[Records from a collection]

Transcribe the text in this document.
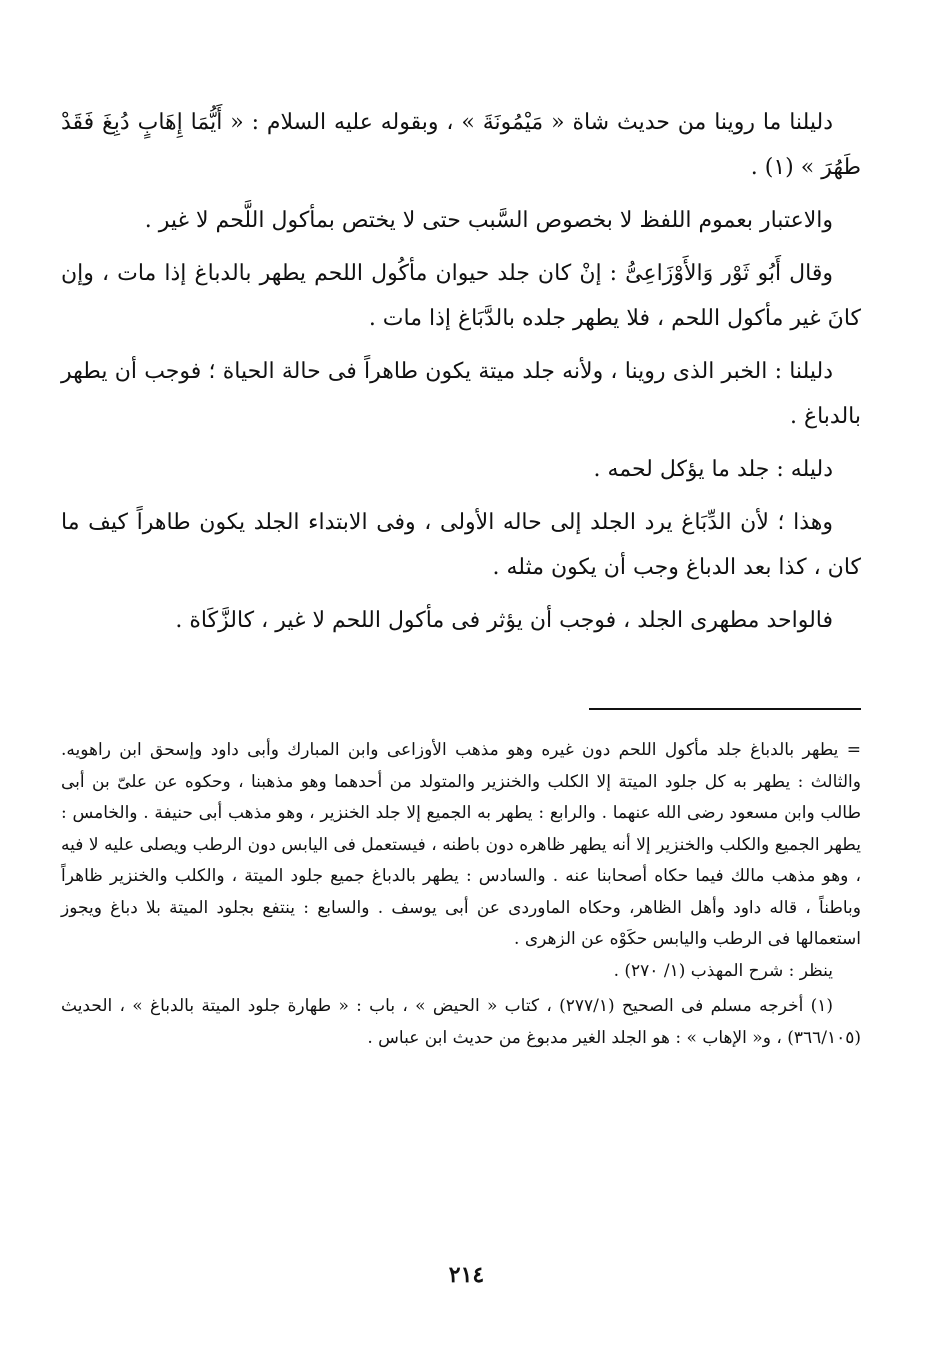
دليلنا ما روينا من حديث شاة « مَيْمُونَةَ » ، وبقوله عليه السلام : « أَيُّمَا إِهَابٍ دُبِغَ فَقَدْ طَهُرَ » (١) .

والاعتبار بعموم اللفظ لا بخصوص السَّبب حتى لا يختص بمأكول اللَّحم لا غير .

وقال أَبُو ثَوْر وَالأَوْزَاعِىُّ : إنْ كان جلد حيوان مأكُول اللحم يطهر بالدباغ إذا مات ، وإن كانَ غير مأكول اللحم ، فلا يطهر جلده بالدَّبَاغ إذا مات .

دليلنا : الخبر الذى روينا ، ولأنه جلد ميتة يكون طاهراً فى حالة الحياة ؛ فوجب أن يطهر بالدباغ .

دليله : جلد ما يؤكل لحمه .

وهذا ؛ لأن الدِّبَاغ يرد الجلد إلى حاله الأولى ، وفى الابتداء الجلد يكون طاهراً كيف ما كان ، كذا بعد الدباغ وجب أن يكون مثله .

فالواحد مطهرى الجلد ، فوجب أن يؤثر فى مأكول اللحم لا غير ، كالزَّكَاة .

= يطهر بالدباغ جلد مأكول اللحم دون غيره وهو مذهب الأوزاعى وابن المبارك وأبى داود وإسحق ابن راهويه. والثالث : يطهر به كل جلود الميتة إلا الكلب والخنزير والمتولد من أحدهما وهو مذهبنا ، وحكوه عن علىّ بن أبى طالب وابن مسعود رضى الله عنهما . والرابع : يطهر به الجميع إلا جلد الخنزير ، وهو مذهب أبى حنيفة . والخامس : يطهر الجميع والكلب والخنزير إلا أنه يطهر ظاهره دون باطنه ، فيستعمل فى اليابس دون الرطب ويصلى عليه لا فيه ، وهو مذهب مالك فيما حكاه أصحابنا عنه . والسادس : يطهر بالدباغ جميع جلود الميتة ، والكلب والخنزير ظاهراً وباطناً ، قاله داود وأهل الظاهر، وحكاه الماوردى عن أبى يوسف . والسابع : ينتفع بجلود الميتة بلا دباغ ويجوز استعمالها فى الرطب واليابس حكَوْه عن الزهرى .

ينظر : شرح المهذب (١/ ٢٧٠) .

(١) أخرجه مسلم فى الصحيح (٢٧٧/١) ، كتاب « الحيض » ، باب : « طهارة جلود الميتة بالدباغ » ، الحديث (٣٦٦/١٠٥) ، و« الإهاب » : هو الجلد الغير مدبوغ من حديث ابن عباس .

٢١٤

WHAT IS BEING ASKED: Print the complete listing exactly, apart from any pictures.

OUTPUT FOR THIS EXERCISE:
Transcribe the text in this document.
دليلنا ما روينا من حديث شاة « مَيْمُونَةَ » ، وبقوله عليه السلام : « أَيُّمَا إِهَابٍ دُبِغَ فَقَدْ طَهُرَ » (١) .

والاعتبار بعموم اللفظ لا بخصوص السَّبب حتى لا يختص بمأكول اللَّحم لا غير .

وقال أَبُو ثَوْر وَالأَوْزَاعِىُّ : إنْ كان جلد حيوان مأكُول اللحم يطهر بالدباغ إذا مات ، وإن كانَ غير مأكول اللحم ، فلا يطهر جلده بالدَّبَاغ إذا مات .

دليلنا : الخبر الذى روينا ، ولأنه جلد ميتة يكون طاهراً فى حالة الحياة ؛ فوجب أن يطهر بالدباغ .

دليله : جلد ما يؤكل لحمه .

وهذا ؛ لأن الدِّبَاغ يرد الجلد إلى حاله الأولى ، وفى الابتداء الجلد يكون طاهراً كيف ما كان ، كذا بعد الدباغ وجب أن يكون مثله .

فالواحد مطهرى الجلد ، فوجب أن يؤثر فى مأكول اللحم لا غير ، كالزَّكَاة .

= يطهر بالدباغ جلد مأكول اللحم دون غيره وهو مذهب الأوزاعى وابن المبارك وأبى داود وإسحق ابن راهويه. والثالث : يطهر به كل جلود الميتة إلا الكلب والخنزير والمتولد من أحدهما وهو مذهبنا ، وحكوه عن علىّ بن أبى طالب وابن مسعود رضى الله عنهما . والرابع : يطهر به الجميع إلا جلد الخنزير ، وهو مذهب أبى حنيفة . والخامس : يطهر الجميع والكلب والخنزير إلا أنه يطهر ظاهره دون باطنه ، فيستعمل فى اليابس دون الرطب ويصلى عليه لا فيه ، وهو مذهب مالك فيما حكاه أصحابنا عنه . والسادس : يطهر بالدباغ جميع جلود الميتة ، والكلب والخنزير ظاهراً وباطناً ، قاله داود وأهل الظاهر، وحكاه الماوردى عن أبى يوسف . والسابع : ينتفع بجلود الميتة بلا دباغ ويجوز استعمالها فى الرطب واليابس حكَوْه عن الزهرى .

ينظر : شرح المهذب (١/ ٢٧٠) .

(١) أخرجه مسلم فى الصحيح (٢٧٧/١) ، كتاب « الحيض » ، باب : « طهارة جلود الميتة بالدباغ » ، الحديث (٣٦٦/١٠٥) ، و« الإهاب » : هو الجلد الغير مدبوغ من حديث ابن عباس .

٢١٤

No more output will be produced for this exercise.